** BEGIN **
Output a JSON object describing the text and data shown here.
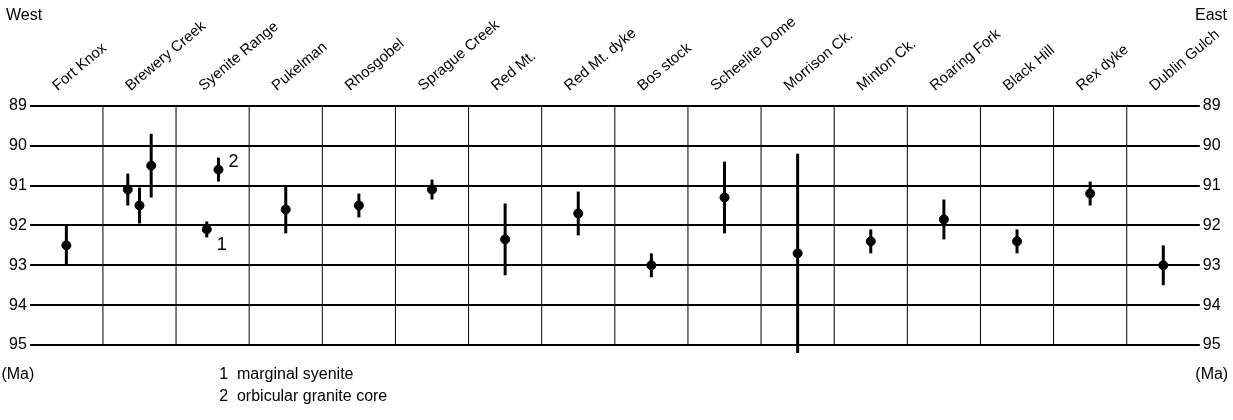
{
  "chart_data": {
    "type": "scatter",
    "categories": [
      "Fort Knox",
      "Brewery Creek",
      "Syenite Range",
      "Pukelman",
      "Rhosgobel",
      "Sprague Creek",
      "Red Mt.",
      "Red Mt. dyke",
      "Bos stock",
      "Scheelite Dome",
      "Morrison Ck.",
      "Minton Ck.",
      "Roaring Fork",
      "Black Hill",
      "Rex dyke",
      "Dublin Gulch"
    ],
    "series": [
      {
        "color": "#000000",
        "x": [
          "Fort Knox",
          "Brewery Creek",
          "Brewery Creek",
          "Brewery Creek",
          "Pukelman",
          "Rhosgobel",
          "Sprague Creek",
          "Red Mt.",
          "Red Mt. dyke",
          "Bos stock",
          "Scheelite Dome",
          "Morrison Ck.",
          "Minton Ck.",
          "Roaring Fork",
          "Black Hill",
          "Rex dyke",
          "Dublin Gulch"
        ],
        "values": [
          92.5,
          91.1,
          91.5,
          90.5,
          91.6,
          91.5,
          91.1,
          92.35,
          91.7,
          93.0,
          91.3,
          92.7,
          92.4,
          91.85,
          92.4,
          91.2,
          93.0
        ],
        "errors": [
          0.5,
          0.4,
          0.45,
          0.8,
          0.6,
          0.3,
          0.25,
          0.9,
          0.55,
          0.3,
          0.9,
          2.5,
          0.3,
          0.5,
          0.3,
          0.3,
          0.5
        ]
      },
      {
        "name": "1",
        "color": "#000000",
        "x": [
          "Syenite Range"
        ],
        "values": [
          92.1
        ],
        "errors": [
          0.2
        ]
      },
      {
        "name": "2",
        "color": "#000000",
        "x": [
          "Syenite Range"
        ],
        "values": [
          90.6
        ],
        "errors": [
          0.3
        ]
      }
    ],
    "ylabel": "(Ma)",
    "y2label": "(Ma)",
    "ylim": [
      95,
      89
    ],
    "yticks": [
      89,
      90,
      91,
      92,
      93,
      94,
      95
    ],
    "y2lim": [
      95,
      89
    ],
    "y2ticks": [
      89,
      90,
      91,
      92,
      93,
      94,
      95
    ],
    "annotations": [
      "West",
      "East",
      "1  marginal syenite",
      "2  orbicular granite core"
    ],
    "grid": true,
    "marker": "circle"
  }
}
** END **
● **Goal**
Set down the material exactly, every line of it, except for the pictures.

● **Exercise solution**
Output a JSON object describing the text and data shown here.
{
  "chart_data": {
    "type": "scatter",
    "categories": [
      "Fort Knox",
      "Brewery Creek",
      "Syenite Range",
      "Pukelman",
      "Rhosgobel",
      "Sprague Creek",
      "Red Mt.",
      "Red Mt. dyke",
      "Bos stock",
      "Scheelite Dome",
      "Morrison Ck.",
      "Minton Ck.",
      "Roaring Fork",
      "Black Hill",
      "Rex dyke",
      "Dublin Gulch"
    ],
    "series": [
      {
        "color": "#000000",
        "x": [
          "Fort Knox",
          "Brewery Creek",
          "Brewery Creek",
          "Brewery Creek",
          "Pukelman",
          "Rhosgobel",
          "Sprague Creek",
          "Red Mt.",
          "Red Mt. dyke",
          "Bos stock",
          "Scheelite Dome",
          "Morrison Ck.",
          "Minton Ck.",
          "Roaring Fork",
          "Black Hill",
          "Rex dyke",
          "Dublin Gulch"
        ],
        "values": [
          92.5,
          91.1,
          91.5,
          90.5,
          91.6,
          91.5,
          91.1,
          92.35,
          91.7,
          93.0,
          91.3,
          92.7,
          92.4,
          91.85,
          92.4,
          91.2,
          93.0
        ],
        "errors": [
          0.5,
          0.4,
          0.45,
          0.8,
          0.6,
          0.3,
          0.25,
          0.9,
          0.55,
          0.3,
          0.9,
          2.5,
          0.3,
          0.5,
          0.3,
          0.3,
          0.5
        ]
      },
      {
        "name": "1",
        "color": "#000000",
        "x": [
          "Syenite Range"
        ],
        "values": [
          92.1
        ],
        "errors": [
          0.2
        ]
      },
      {
        "name": "2",
        "color": "#000000",
        "x": [
          "Syenite Range"
        ],
        "values": [
          90.6
        ],
        "errors": [
          0.3
        ]
      }
    ],
    "ylabel": "(Ma)",
    "y2label": "(Ma)",
    "ylim": [
      95,
      89
    ],
    "yticks": [
      89,
      90,
      91,
      92,
      93,
      94,
      95
    ],
    "y2lim": [
      95,
      89
    ],
    "y2ticks": [
      89,
      90,
      91,
      92,
      93,
      94,
      95
    ],
    "annotations": [
      "West",
      "East",
      "1  marginal syenite",
      "2  orbicular granite core"
    ],
    "grid": true,
    "marker": "circle"
  }
}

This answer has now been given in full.